● **Exercise goal**
Only lines with the string "αΑαΒ" matter here; gather them from the material below.

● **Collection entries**

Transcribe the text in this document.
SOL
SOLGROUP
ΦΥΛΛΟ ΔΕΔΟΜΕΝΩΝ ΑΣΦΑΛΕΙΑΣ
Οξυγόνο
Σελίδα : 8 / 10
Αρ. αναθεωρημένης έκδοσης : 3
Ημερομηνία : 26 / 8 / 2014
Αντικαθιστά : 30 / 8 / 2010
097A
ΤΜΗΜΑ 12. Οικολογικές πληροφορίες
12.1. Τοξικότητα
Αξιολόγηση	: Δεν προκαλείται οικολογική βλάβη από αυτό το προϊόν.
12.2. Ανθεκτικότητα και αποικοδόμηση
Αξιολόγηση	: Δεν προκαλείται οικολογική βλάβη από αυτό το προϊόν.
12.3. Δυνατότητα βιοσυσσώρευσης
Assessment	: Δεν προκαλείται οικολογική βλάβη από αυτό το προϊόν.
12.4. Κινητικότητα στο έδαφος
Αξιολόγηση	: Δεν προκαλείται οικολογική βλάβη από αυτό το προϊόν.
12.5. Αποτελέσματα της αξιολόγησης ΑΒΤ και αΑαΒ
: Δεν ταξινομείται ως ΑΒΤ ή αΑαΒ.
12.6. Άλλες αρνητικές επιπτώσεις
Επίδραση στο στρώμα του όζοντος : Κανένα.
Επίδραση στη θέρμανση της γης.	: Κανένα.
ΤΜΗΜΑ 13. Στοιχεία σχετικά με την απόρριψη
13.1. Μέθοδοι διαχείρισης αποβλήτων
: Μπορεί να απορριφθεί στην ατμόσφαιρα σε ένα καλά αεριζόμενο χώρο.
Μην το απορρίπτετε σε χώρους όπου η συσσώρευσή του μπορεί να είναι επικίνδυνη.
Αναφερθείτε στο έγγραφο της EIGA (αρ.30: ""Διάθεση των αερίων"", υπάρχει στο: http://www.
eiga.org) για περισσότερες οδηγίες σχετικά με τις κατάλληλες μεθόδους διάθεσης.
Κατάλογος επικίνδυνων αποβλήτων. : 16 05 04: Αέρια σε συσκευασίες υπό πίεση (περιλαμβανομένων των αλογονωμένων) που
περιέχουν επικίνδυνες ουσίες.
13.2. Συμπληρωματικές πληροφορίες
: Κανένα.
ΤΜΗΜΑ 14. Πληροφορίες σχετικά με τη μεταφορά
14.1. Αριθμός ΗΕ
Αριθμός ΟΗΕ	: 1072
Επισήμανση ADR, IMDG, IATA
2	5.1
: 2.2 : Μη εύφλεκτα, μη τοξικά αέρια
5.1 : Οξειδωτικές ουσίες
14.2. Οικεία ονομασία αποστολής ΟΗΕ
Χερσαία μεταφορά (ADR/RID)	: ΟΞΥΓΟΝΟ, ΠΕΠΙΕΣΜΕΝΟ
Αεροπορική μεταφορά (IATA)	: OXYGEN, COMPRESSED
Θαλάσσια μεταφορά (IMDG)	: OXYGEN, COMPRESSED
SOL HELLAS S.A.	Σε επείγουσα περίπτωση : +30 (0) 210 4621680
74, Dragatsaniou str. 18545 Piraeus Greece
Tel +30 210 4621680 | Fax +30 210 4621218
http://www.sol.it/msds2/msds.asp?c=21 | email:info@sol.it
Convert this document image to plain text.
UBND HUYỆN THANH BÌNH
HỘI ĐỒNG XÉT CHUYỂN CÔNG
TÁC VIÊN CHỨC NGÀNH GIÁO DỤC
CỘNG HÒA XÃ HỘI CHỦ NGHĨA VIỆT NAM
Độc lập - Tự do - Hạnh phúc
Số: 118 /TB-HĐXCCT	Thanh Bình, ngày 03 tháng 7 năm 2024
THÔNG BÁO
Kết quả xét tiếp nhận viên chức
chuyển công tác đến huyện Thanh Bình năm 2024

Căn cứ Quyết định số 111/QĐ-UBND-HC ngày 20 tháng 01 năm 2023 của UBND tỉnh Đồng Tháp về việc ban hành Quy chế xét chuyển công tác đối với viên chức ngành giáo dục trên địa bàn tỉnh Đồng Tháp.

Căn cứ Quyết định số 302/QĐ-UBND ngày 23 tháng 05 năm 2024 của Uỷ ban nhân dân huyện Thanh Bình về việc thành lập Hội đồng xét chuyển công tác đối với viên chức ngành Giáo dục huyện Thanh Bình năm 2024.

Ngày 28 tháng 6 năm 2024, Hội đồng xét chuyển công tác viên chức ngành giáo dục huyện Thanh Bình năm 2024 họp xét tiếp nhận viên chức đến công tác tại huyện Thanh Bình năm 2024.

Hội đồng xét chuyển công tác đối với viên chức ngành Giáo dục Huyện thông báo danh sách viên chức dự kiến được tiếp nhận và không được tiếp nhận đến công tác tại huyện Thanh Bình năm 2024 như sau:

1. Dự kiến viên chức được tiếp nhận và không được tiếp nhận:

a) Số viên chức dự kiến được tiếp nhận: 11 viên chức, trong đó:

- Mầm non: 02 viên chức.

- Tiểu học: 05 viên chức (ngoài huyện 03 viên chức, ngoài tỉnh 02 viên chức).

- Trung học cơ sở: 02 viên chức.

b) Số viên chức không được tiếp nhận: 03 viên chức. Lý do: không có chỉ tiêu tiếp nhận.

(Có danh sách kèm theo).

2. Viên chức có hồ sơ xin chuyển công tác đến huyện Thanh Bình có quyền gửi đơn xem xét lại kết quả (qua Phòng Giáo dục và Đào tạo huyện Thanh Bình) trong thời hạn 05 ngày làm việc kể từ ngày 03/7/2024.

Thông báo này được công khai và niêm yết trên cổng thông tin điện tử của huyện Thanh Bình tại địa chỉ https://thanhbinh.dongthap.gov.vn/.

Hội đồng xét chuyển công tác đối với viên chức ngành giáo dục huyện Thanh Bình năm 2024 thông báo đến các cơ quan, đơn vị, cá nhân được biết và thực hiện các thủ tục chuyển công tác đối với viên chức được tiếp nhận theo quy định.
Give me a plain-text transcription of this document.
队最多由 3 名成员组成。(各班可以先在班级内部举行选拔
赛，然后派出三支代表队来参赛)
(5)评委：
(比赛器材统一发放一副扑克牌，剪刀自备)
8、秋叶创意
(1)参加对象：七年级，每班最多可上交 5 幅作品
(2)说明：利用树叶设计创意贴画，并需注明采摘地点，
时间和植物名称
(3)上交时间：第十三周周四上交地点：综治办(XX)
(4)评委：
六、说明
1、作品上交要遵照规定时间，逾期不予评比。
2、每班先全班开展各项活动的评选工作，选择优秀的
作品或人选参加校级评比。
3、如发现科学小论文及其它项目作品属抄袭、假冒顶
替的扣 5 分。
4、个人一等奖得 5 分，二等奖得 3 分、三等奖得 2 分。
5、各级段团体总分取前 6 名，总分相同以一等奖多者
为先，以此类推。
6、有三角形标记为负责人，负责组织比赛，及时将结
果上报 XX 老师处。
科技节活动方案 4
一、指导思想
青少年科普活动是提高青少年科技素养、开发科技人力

● **The completed task**
12.5. Αποτελέσματα της αξιολόγησης ΑΒΤ και αΑαΒ
: Δεν ταξινομείται ως ΑΒΤ ή αΑαΒ.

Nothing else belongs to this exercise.